===== RAW DATA
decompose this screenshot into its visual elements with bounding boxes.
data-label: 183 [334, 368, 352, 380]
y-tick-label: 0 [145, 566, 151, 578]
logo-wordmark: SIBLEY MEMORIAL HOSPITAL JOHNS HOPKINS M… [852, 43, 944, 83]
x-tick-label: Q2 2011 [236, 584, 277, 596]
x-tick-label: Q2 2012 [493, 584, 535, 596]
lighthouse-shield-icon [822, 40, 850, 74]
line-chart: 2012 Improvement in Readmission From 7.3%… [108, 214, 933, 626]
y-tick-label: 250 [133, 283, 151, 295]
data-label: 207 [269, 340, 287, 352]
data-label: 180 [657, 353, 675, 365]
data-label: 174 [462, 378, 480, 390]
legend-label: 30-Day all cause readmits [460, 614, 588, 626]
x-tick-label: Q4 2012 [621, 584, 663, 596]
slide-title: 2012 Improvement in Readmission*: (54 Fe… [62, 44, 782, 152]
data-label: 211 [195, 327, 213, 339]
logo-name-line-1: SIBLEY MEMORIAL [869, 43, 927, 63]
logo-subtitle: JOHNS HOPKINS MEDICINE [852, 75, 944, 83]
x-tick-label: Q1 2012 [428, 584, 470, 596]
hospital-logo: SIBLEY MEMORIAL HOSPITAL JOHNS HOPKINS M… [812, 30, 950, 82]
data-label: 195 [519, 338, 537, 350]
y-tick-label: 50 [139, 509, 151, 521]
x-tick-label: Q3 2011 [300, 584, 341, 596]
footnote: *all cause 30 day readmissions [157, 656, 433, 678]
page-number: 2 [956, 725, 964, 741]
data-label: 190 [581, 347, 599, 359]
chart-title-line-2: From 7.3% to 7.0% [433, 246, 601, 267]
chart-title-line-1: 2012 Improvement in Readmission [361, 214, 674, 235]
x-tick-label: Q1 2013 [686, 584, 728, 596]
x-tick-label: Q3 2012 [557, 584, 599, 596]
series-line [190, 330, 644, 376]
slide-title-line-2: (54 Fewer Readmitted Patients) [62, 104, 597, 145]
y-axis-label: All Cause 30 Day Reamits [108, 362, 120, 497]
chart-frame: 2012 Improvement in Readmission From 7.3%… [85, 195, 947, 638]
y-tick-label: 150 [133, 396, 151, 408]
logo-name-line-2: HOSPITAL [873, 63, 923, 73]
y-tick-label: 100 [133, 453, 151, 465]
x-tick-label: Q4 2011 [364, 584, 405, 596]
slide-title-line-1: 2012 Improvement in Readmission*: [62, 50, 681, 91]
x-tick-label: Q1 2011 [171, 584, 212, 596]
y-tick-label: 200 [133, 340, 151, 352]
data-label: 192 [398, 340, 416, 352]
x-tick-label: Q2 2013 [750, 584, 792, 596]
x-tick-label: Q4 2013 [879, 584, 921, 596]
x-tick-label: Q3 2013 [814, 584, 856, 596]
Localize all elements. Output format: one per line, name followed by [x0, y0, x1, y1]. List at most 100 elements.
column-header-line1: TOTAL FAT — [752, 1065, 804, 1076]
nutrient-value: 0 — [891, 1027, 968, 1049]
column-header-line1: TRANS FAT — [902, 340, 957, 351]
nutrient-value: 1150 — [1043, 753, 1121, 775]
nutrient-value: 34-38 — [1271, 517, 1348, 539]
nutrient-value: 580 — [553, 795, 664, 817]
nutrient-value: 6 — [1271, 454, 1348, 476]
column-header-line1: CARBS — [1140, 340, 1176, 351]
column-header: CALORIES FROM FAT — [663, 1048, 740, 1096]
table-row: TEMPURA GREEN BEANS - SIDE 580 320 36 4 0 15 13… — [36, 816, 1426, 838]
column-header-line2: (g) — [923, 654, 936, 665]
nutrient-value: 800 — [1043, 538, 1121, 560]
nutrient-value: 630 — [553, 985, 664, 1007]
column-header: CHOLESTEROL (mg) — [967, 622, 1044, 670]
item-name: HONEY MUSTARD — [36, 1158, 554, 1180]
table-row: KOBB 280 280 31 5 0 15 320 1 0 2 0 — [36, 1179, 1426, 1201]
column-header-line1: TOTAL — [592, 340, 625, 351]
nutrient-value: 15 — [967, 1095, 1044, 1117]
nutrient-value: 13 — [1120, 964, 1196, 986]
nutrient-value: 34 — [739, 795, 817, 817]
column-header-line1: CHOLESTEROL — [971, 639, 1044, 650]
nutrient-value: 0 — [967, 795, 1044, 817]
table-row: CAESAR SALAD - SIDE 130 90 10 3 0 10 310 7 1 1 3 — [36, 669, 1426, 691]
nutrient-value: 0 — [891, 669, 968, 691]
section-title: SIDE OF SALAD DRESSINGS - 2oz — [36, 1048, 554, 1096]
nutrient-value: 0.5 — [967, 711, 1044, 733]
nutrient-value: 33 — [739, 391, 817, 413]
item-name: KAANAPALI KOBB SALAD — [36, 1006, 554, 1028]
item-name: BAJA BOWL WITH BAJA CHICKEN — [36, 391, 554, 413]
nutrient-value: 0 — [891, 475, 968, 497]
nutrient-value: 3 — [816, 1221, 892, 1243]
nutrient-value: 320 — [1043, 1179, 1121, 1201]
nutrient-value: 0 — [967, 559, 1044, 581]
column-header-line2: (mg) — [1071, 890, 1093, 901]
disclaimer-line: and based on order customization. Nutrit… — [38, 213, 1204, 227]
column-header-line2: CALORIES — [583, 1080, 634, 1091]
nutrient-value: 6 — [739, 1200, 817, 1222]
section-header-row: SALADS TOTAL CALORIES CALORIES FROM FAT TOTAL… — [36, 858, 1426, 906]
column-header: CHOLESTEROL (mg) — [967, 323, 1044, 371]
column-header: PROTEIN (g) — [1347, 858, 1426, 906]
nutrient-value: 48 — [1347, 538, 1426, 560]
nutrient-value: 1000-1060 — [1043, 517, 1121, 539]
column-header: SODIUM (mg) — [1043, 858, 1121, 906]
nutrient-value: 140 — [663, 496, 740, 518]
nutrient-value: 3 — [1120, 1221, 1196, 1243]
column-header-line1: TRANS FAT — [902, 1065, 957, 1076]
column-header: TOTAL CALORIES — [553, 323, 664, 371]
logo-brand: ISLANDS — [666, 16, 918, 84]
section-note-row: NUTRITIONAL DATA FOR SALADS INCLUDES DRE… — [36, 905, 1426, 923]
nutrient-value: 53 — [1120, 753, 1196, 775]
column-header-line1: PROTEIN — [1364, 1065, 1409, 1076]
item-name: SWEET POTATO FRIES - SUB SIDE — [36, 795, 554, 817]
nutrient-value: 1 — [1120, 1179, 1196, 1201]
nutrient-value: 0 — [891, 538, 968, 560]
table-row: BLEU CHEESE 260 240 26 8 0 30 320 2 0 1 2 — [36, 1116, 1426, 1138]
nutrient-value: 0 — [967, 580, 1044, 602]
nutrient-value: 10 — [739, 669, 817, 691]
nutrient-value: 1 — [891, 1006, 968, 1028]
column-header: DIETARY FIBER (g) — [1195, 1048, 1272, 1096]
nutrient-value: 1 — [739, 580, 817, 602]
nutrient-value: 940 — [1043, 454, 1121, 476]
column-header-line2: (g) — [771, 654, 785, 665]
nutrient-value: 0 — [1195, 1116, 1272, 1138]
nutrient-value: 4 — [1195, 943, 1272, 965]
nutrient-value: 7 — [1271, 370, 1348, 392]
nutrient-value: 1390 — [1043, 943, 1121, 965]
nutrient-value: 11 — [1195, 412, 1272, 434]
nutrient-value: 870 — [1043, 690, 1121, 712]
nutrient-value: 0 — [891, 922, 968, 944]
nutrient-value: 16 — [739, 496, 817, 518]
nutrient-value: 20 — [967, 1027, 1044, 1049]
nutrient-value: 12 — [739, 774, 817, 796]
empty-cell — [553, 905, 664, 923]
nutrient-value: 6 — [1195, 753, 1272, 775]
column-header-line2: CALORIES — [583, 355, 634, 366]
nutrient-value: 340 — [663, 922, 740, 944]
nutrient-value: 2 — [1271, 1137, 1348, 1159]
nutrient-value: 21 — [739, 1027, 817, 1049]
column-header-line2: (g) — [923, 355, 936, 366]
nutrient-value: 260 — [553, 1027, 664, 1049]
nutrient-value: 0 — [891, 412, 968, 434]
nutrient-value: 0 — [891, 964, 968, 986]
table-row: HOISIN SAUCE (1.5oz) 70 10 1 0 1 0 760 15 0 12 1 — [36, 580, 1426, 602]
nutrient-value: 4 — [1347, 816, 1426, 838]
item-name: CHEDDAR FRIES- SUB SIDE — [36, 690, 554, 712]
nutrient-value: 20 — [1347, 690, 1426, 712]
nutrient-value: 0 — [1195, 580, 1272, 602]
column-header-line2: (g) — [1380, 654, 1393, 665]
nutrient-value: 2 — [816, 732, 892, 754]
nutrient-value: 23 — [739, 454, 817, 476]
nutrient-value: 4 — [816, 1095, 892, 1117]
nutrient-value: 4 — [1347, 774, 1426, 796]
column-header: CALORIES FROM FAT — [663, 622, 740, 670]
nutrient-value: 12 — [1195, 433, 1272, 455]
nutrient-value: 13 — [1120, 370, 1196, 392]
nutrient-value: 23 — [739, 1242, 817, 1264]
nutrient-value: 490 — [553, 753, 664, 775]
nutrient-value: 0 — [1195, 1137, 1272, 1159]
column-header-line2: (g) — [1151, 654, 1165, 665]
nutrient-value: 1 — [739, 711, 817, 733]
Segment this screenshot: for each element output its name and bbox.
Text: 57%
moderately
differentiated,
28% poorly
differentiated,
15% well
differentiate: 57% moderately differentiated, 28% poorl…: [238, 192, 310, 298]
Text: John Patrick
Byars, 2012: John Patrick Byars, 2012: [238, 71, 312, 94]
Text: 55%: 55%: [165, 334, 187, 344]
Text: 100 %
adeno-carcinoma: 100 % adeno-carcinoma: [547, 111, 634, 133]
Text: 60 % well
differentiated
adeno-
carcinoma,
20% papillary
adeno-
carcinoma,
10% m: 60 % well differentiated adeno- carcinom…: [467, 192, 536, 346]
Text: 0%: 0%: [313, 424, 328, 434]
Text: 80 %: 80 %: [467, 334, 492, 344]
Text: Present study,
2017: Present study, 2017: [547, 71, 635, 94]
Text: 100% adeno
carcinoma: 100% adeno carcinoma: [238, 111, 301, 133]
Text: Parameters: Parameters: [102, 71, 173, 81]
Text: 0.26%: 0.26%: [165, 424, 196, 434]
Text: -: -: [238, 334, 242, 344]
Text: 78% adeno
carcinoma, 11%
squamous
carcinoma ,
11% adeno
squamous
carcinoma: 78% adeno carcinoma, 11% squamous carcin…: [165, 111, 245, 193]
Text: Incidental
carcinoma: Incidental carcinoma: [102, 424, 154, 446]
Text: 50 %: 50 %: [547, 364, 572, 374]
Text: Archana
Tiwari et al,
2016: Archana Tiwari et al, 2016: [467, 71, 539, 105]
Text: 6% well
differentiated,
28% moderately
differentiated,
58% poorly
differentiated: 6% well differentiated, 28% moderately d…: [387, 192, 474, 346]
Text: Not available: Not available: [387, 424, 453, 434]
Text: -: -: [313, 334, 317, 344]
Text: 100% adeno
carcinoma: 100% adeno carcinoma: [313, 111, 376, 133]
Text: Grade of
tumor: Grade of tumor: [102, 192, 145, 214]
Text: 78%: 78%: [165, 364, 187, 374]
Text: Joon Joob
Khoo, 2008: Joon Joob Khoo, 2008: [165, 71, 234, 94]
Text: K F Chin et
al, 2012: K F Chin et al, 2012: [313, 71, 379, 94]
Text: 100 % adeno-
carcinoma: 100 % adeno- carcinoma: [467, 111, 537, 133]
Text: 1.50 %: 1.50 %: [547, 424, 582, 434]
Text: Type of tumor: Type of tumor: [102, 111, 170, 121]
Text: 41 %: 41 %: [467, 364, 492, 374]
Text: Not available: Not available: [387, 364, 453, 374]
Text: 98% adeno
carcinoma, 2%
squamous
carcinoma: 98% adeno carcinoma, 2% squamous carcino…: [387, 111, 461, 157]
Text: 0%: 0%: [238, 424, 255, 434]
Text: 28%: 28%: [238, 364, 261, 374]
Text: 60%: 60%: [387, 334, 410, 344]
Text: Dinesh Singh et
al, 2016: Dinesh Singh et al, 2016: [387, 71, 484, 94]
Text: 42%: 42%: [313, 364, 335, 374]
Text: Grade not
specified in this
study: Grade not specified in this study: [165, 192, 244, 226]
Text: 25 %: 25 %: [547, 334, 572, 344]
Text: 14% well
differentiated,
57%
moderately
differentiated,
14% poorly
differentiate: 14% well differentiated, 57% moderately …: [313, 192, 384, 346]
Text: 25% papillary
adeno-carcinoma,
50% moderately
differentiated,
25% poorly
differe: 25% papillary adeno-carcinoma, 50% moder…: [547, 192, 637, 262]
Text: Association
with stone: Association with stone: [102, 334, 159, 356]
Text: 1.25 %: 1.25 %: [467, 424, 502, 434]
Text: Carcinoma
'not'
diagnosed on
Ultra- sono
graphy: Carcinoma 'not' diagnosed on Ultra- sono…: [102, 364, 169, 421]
==========
WHAT IS NEEDED: Lines containing the word "diagnosed": copy every one of them from the records above.

YOUR SOLUTION:
diagnosed on
graphy: Carcinoma 'not' diagnosed on Ultra- sono…: [102, 364, 169, 421]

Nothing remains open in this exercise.